The task: Exactly as they appear, output all of the records. Skip any images.

[Saved entries]
╔══

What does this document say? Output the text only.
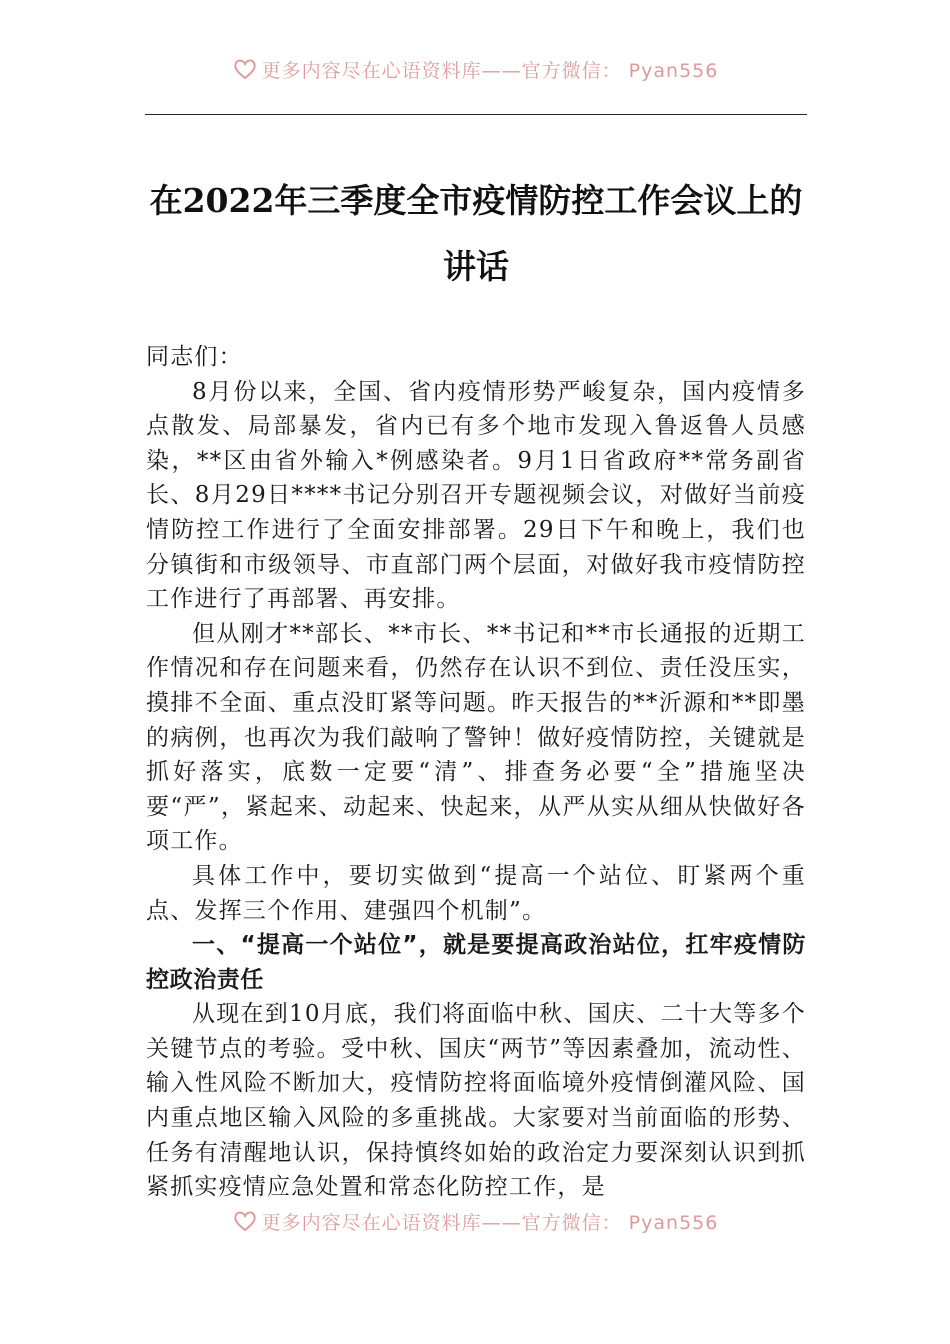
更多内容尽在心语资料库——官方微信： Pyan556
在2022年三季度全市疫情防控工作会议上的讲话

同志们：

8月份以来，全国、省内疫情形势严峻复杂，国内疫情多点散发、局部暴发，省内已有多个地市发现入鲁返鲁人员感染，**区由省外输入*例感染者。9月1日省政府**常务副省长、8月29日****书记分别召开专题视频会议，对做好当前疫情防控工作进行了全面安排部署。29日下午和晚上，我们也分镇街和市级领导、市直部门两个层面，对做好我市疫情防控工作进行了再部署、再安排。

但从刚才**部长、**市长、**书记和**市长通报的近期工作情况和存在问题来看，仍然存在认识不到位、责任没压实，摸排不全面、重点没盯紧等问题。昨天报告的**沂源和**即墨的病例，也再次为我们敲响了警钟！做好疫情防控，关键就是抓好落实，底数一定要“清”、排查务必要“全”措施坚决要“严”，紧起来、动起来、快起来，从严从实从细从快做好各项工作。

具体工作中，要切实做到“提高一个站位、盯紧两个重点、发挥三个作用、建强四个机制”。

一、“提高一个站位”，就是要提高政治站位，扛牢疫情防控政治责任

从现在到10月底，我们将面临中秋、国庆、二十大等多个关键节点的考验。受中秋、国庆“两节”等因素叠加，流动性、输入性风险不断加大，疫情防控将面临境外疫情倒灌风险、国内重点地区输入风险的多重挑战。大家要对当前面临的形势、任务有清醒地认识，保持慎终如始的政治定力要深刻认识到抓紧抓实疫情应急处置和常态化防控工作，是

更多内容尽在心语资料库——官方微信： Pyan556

╚══

Expected answer:
What does this document say? Output the text only.
更多内容尽在心语资料库——官方微信： Pyan556
在2022年三季度全市疫情防控工作会议上的讲话

同志们：

8月份以来，全国、省内疫情形势严峻复杂，国内疫情多点散发、局部暴发，省内已有多个地市发现入鲁返鲁人员感染，**区由省外输入*例感染者。9月1日省政府**常务副省长、8月29日****书记分别召开专题视频会议，对做好当前疫情防控工作进行了全面安排部署。29日下午和晚上，我们也分镇街和市级领导、市直部门两个层面，对做好我市疫情防控工作进行了再部署、再安排。

但从刚才**部长、**市长、**书记和**市长通报的近期工作情况和存在问题来看，仍然存在认识不到位、责任没压实，摸排不全面、重点没盯紧等问题。昨天报告的**沂源和**即墨的病例，也再次为我们敲响了警钟！做好疫情防控，关键就是抓好落实，底数一定要“清”、排查务必要“全”措施坚决要“严”，紧起来、动起来、快起来，从严从实从细从快做好各项工作。

具体工作中，要切实做到“提高一个站位、盯紧两个重点、发挥三个作用、建强四个机制”。

一、“提高一个站位”，就是要提高政治站位，扛牢疫情防控政治责任

从现在到10月底，我们将面临中秋、国庆、二十大等多个关键节点的考验。受中秋、国庆“两节”等因素叠加，流动性、输入性风险不断加大，疫情防控将面临境外疫情倒灌风险、国内重点地区输入风险的多重挑战。大家要对当前面临的形势、任务有清醒地认识，保持慎终如始的政治定力要深刻认识到抓紧抓实疫情应急处置和常态化防控工作，是

更多内容尽在心语资料库——官方微信： Pyan556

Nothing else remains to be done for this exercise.